::: Dataset content :::

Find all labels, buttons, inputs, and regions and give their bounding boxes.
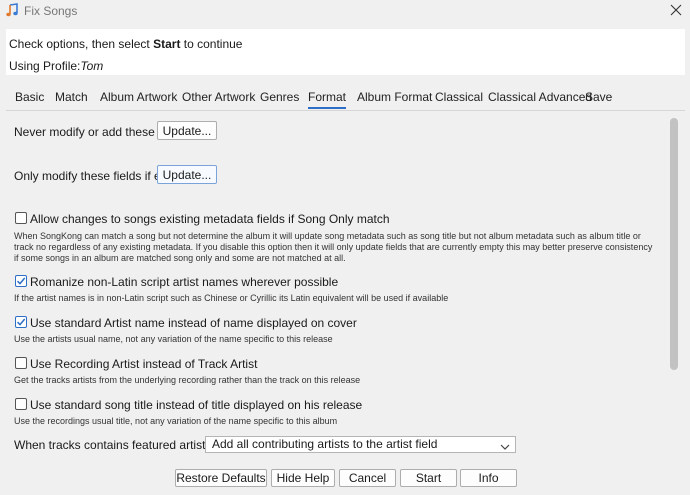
romanize-label: Romanize non-Latin script artist names w… [30,275,339,289]
title-bar: Fix Songs [0,0,690,22]
recording-artist-checkbox[interactable] [15,357,27,369]
app-music-note-icon [5,3,19,17]
featured-artists-label: When tracks contains featured artists [14,438,212,452]
tab-basic[interactable]: Basic [15,90,44,104]
profile-name: Tom [80,59,104,73]
tab-format[interactable]: Format [308,90,347,109]
profile-text: Using Profile:Tom [9,59,104,73]
close-icon[interactable] [667,1,685,19]
featured-artists-select[interactable]: Add all contributing artists to the arti… [205,436,516,453]
chevron-down-icon [500,440,510,455]
romanize-checkbox[interactable] [15,275,27,287]
restore-defaults-button[interactable]: Restore Defaults [175,469,267,487]
recording-artist-label: Use Recording Artist instead of Track Ar… [30,357,258,371]
tab-album-format[interactable]: Album Format [357,90,432,104]
standard-title-help: Use the recordings usual title, not any … [14,416,338,426]
tab-album-artwork[interactable]: Album Artwork [100,90,177,104]
allow-changes-label: Allow changes to songs existing metadata… [30,212,390,226]
tab-bar: Basic Match Album Artwork Other Artwork … [6,84,685,111]
standard-artist-help: Use the artists usual name, not any vari… [14,334,333,344]
standard-title-label: Use standard song title instead of title… [30,398,363,412]
start-button[interactable]: Start [400,469,457,487]
hide-help-button[interactable]: Hide Help [271,469,335,487]
checkmark-icon [16,277,26,285]
recording-artist-help: Get the tracks artists from the underlyi… [14,375,361,385]
tab-match[interactable]: Match [55,90,88,104]
tab-save[interactable]: Save [585,90,612,104]
tab-other-artwork[interactable]: Other Artwork [182,90,255,104]
romanize-help: If the artist names is in non-Latin scri… [14,293,449,303]
allow-changes-help: When SongKong can match a song but not d… [14,231,653,263]
instruction-panel: Check options, then select Start to cont… [6,29,685,75]
vertical-scrollbar[interactable] [670,118,678,370]
cancel-button[interactable]: Cancel [339,469,396,487]
standard-title-checkbox[interactable] [15,398,27,410]
instruction-text: Check options, then select Start to cont… [9,37,243,51]
window-title: Fix Songs [24,4,78,18]
standard-artist-checkbox[interactable] [15,316,27,328]
info-button[interactable]: Info [460,469,517,487]
tab-genres[interactable]: Genres [260,90,299,104]
checkmark-icon [16,318,26,326]
featured-artists-value: Add all contributing artists to the arti… [212,437,438,451]
tab-classical[interactable]: Classical [435,90,483,104]
allow-changes-checkbox[interactable] [15,212,27,224]
never-modify-update-button[interactable]: Update... [157,121,217,140]
only-modify-update-button[interactable]: Update... [157,165,217,184]
tab-classical-advanced[interactable]: Classical Advanced [488,90,592,104]
standard-artist-label: Use standard Artist name instead of name… [30,316,357,330]
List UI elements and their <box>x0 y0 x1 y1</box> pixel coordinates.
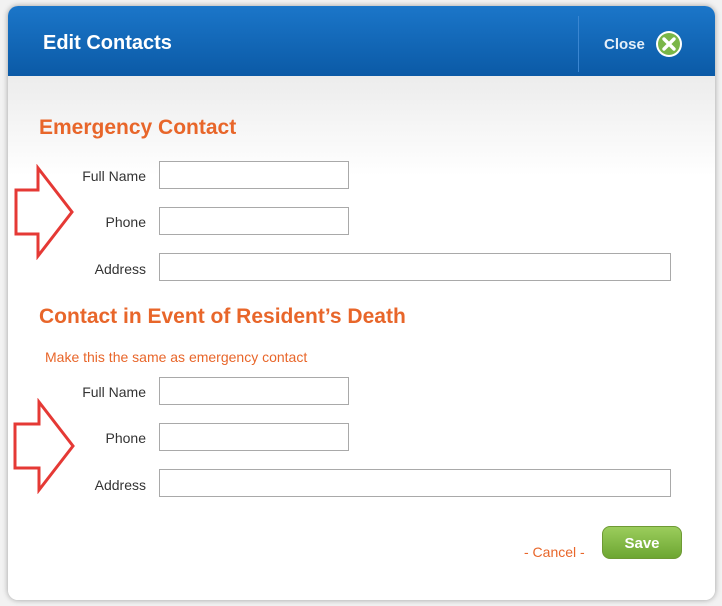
death-phone-label: Phone <box>105 430 146 446</box>
death-address-input[interactable] <box>159 469 671 497</box>
emergency-section-title: Emergency Contact <box>39 116 237 139</box>
death-full-name-label: Full Name <box>82 384 146 400</box>
emergency-phone-input[interactable] <box>159 207 349 235</box>
modal-body: Emergency Contact Full Name Phone Addres… <box>8 76 715 600</box>
close-button[interactable]: Close <box>598 28 694 60</box>
save-button[interactable]: Save <box>602 526 682 559</box>
close-icon <box>655 31 682 57</box>
same-as-emergency-link[interactable]: Make this the same as emergency contact <box>45 349 307 365</box>
modal-header: Edit Contacts Close <box>8 6 715 76</box>
emergency-address-input[interactable] <box>159 253 671 281</box>
emergency-full-name-label: Full Name <box>82 168 146 184</box>
emergency-address-label: Address <box>94 261 146 277</box>
death-address-label: Address <box>94 477 146 493</box>
modal-title: Edit Contacts <box>43 32 172 54</box>
emergency-phone-label: Phone <box>105 214 146 230</box>
emergency-full-name-input[interactable] <box>159 161 349 189</box>
death-full-name-input[interactable] <box>159 377 349 405</box>
death-section-title: Contact in Event of Resident’s Death <box>39 305 406 328</box>
death-phone-input[interactable] <box>159 423 349 451</box>
header-divider <box>578 16 579 72</box>
edit-contacts-modal: Edit Contacts Close Emergency Contact Fu… <box>8 6 715 600</box>
close-label: Close <box>604 35 645 53</box>
cancel-link[interactable]: - Cancel - <box>524 544 585 560</box>
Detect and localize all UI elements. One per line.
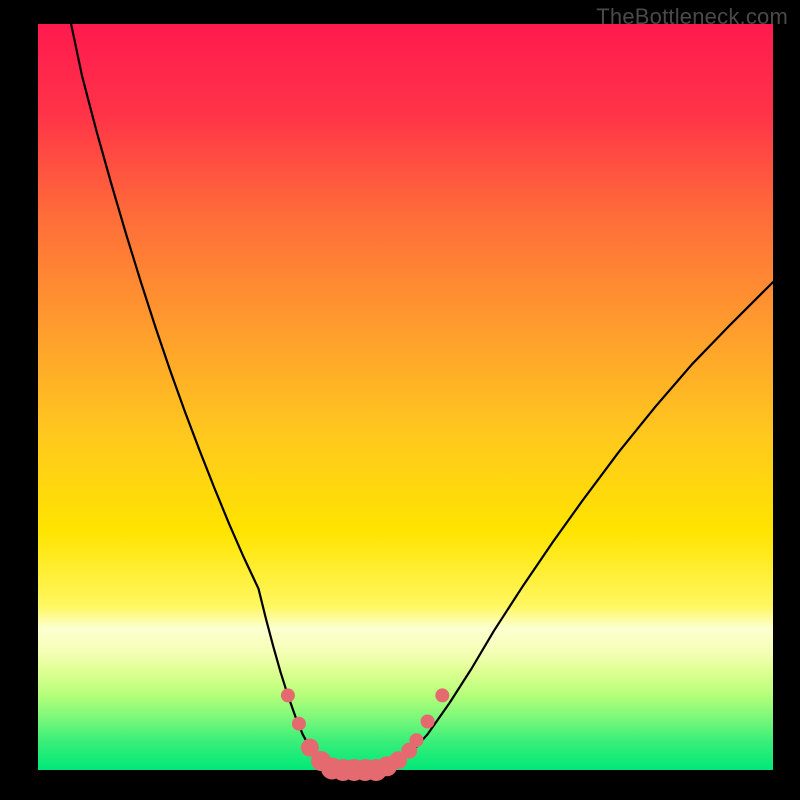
curve-plot	[0, 0, 800, 800]
curve-marker	[410, 733, 424, 747]
curve-marker	[281, 688, 295, 702]
watermark-text: TheBottleneck.com	[596, 4, 788, 30]
curve-marker	[421, 715, 435, 729]
curve-marker	[435, 688, 449, 702]
chart-container: TheBottleneck.com	[0, 0, 800, 800]
curve-marker	[292, 717, 306, 731]
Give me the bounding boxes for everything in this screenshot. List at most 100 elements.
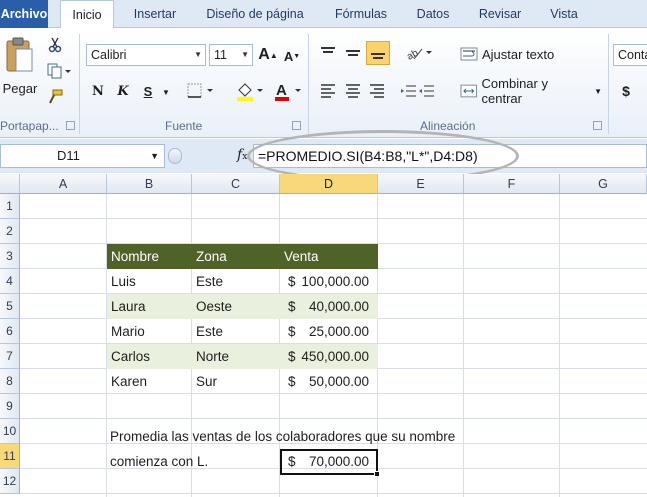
- align-center-icon[interactable]: [342, 80, 364, 102]
- gridline: [20, 493, 647, 494]
- currency-button[interactable]: $: [618, 80, 634, 102]
- align-left-icon[interactable]: [317, 80, 339, 102]
- font-name-select[interactable]: Calibri ▼: [86, 44, 206, 66]
- gridline: [463, 194, 464, 497]
- select-all-corner[interactable]: [0, 174, 20, 194]
- cut-icon[interactable]: [46, 36, 64, 54]
- borders-icon[interactable]: [186, 81, 218, 101]
- row-header-11[interactable]: 11: [0, 444, 20, 469]
- tab-file[interactable]: Archivo: [0, 0, 48, 28]
- table-cell-sale[interactable]: $25,000.00: [280, 319, 378, 344]
- row-header-9[interactable]: 9: [0, 394, 20, 419]
- table-cell-sale[interactable]: $100,000.00: [280, 269, 378, 294]
- format-painter-icon[interactable]: [46, 88, 64, 106]
- tab-review[interactable]: Revisar: [470, 0, 530, 28]
- table-cell-sale[interactable]: $40,000.00: [280, 294, 378, 319]
- column-header-c[interactable]: C: [192, 174, 280, 194]
- tab-data[interactable]: Datos: [408, 0, 458, 28]
- currency-symbol: $: [288, 299, 296, 314]
- row-header-12[interactable]: 12: [0, 469, 20, 494]
- row-header-10[interactable]: 10: [0, 419, 20, 444]
- table-cell-sale[interactable]: $450,000.00: [280, 344, 378, 369]
- table-cell-name[interactable]: Luis: [107, 269, 192, 294]
- align-right-icon[interactable]: [366, 80, 388, 102]
- table-cell-zone[interactable]: Oeste: [192, 294, 280, 319]
- table-cell-name[interactable]: Mario: [107, 319, 192, 344]
- name-box[interactable]: D11 ▼: [0, 144, 165, 168]
- table-header-sale[interactable]: Venta: [280, 244, 378, 269]
- table-header-zone[interactable]: Zona: [192, 244, 280, 269]
- font-group-label: Fuente: [165, 119, 203, 133]
- table-cell-zone[interactable]: Este: [192, 319, 280, 344]
- alignment-launcher-icon[interactable]: [593, 121, 602, 130]
- gridline: [20, 218, 647, 219]
- underline-button[interactable]: S: [138, 81, 158, 101]
- copy-icon[interactable]: [46, 62, 72, 80]
- table-cell-sale[interactable]: $50,000.00: [280, 369, 378, 394]
- tab-insert[interactable]: Insertar: [125, 0, 185, 28]
- orientation-icon[interactable]: ab: [405, 42, 435, 64]
- row-header-6[interactable]: 6: [0, 319, 20, 344]
- table-cell-name[interactable]: Karen: [107, 369, 192, 394]
- merge-center-icon: [460, 84, 478, 98]
- align-bottom-icon[interactable]: [366, 41, 390, 65]
- font-size-value: 11: [214, 48, 227, 62]
- gridline: [559, 194, 560, 497]
- row-header-3[interactable]: 3: [0, 244, 20, 269]
- grow-font-icon[interactable]: A ▲: [258, 44, 278, 66]
- fill-color-icon[interactable]: [234, 80, 268, 102]
- shrink-font-icon[interactable]: A ▼: [282, 46, 302, 66]
- table-header-name[interactable]: Nombre: [107, 244, 192, 269]
- clipboard-launcher-icon[interactable]: [66, 121, 75, 130]
- bold-button[interactable]: N: [88, 81, 108, 101]
- tab-view[interactable]: Vista: [542, 0, 586, 28]
- insert-function-icon[interactable]: fx: [237, 147, 247, 163]
- italic-button[interactable]: K: [113, 81, 133, 101]
- column-header-b[interactable]: B: [107, 174, 192, 194]
- font-launcher-icon[interactable]: [292, 121, 301, 130]
- table-cell-name[interactable]: Laura: [107, 294, 192, 319]
- tab-formulas[interactable]: Fórmulas: [326, 0, 396, 28]
- paste-icon[interactable]: [2, 34, 36, 76]
- table-cell-name[interactable]: Carlos: [107, 344, 192, 369]
- row-header-5[interactable]: 5: [0, 294, 20, 319]
- chevron-down-icon: ▼: [594, 86, 602, 96]
- column-header-g[interactable]: G: [560, 174, 647, 194]
- clipboard-group-label: Portapap...: [0, 119, 59, 133]
- splitter-handle-icon[interactable]: [168, 148, 182, 164]
- align-middle-icon[interactable]: [342, 42, 364, 64]
- name-box-value: D11: [57, 148, 80, 163]
- column-header-e[interactable]: E: [378, 174, 464, 194]
- tab-page-layout[interactable]: Diseño de página: [196, 0, 314, 28]
- row-header-8[interactable]: 8: [0, 369, 20, 394]
- sale-amount: 100,000.00: [301, 274, 369, 289]
- font-size-select[interactable]: 11 ▼: [209, 44, 253, 66]
- column-header-d[interactable]: D: [280, 174, 378, 194]
- table-cell-zone[interactable]: Sur: [192, 369, 280, 394]
- row-header-2[interactable]: 2: [0, 219, 20, 244]
- instruction-text-line1[interactable]: Promedia las ventas de los colaboradores…: [110, 424, 455, 449]
- chevron-down-icon[interactable]: ▼: [160, 82, 172, 102]
- group-separator: [308, 34, 309, 134]
- svg-text:A: A: [276, 82, 287, 99]
- ribbon: Pegar Portapap... Calibri ▼ 11 ▼ A ▲ A ▼ N…: [0, 28, 647, 138]
- sale-amount: 40,000.00: [308, 299, 369, 314]
- align-top-icon[interactable]: [317, 42, 339, 64]
- number-format-select[interactable]: Conta: [613, 44, 647, 66]
- currency-symbol: $: [288, 274, 296, 289]
- tab-home[interactable]: Inicio: [60, 0, 114, 29]
- row-header-4[interactable]: 4: [0, 269, 20, 294]
- column-header-f[interactable]: F: [464, 174, 560, 194]
- wrap-text-button[interactable]: Ajustar texto: [460, 44, 556, 64]
- font-color-icon[interactable]: A: [272, 80, 306, 102]
- fill-handle[interactable]: [374, 471, 380, 477]
- indent-icons[interactable]: [400, 80, 436, 102]
- row-header-7[interactable]: 7: [0, 344, 20, 369]
- row-header-1[interactable]: 1: [0, 194, 20, 219]
- table-cell-zone[interactable]: Norte: [192, 344, 280, 369]
- merge-center-button[interactable]: Combinar y centrar ▼: [460, 76, 602, 106]
- instruction-text-line2[interactable]: comienza con L.: [110, 449, 208, 474]
- column-header-a[interactable]: A: [20, 174, 107, 194]
- table-cell-zone[interactable]: Este: [192, 269, 280, 294]
- paste-button[interactable]: Pegar: [2, 79, 38, 97]
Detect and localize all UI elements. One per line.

:::

What is required →
Extract the lines from the one containing "- align-center-icon[interactable]: [342, 80, 364, 102]" through the one containing "319, 378, 344]", and reproduce them exactly.

Expected output →
- align-center-icon[interactable]: [342, 80, 364, 102]
- gridline: [20, 493, 647, 494]
- currency-button[interactable]: $: [618, 80, 634, 102]
- align-left-icon[interactable]: [317, 80, 339, 102]
- font-name-select[interactable]: Calibri ▼: [86, 44, 206, 66]
- gridline: [463, 194, 464, 497]
- select-all-corner[interactable]: [0, 174, 20, 194]
- cut-icon[interactable]: [46, 36, 64, 54]
- borders-icon[interactable]: [186, 81, 218, 101]
- row-header-11[interactable]: 11: [0, 444, 20, 469]
- tab-file[interactable]: Archivo: [0, 0, 48, 28]
- table-cell-sale[interactable]: $25,000.00: [280, 319, 378, 344]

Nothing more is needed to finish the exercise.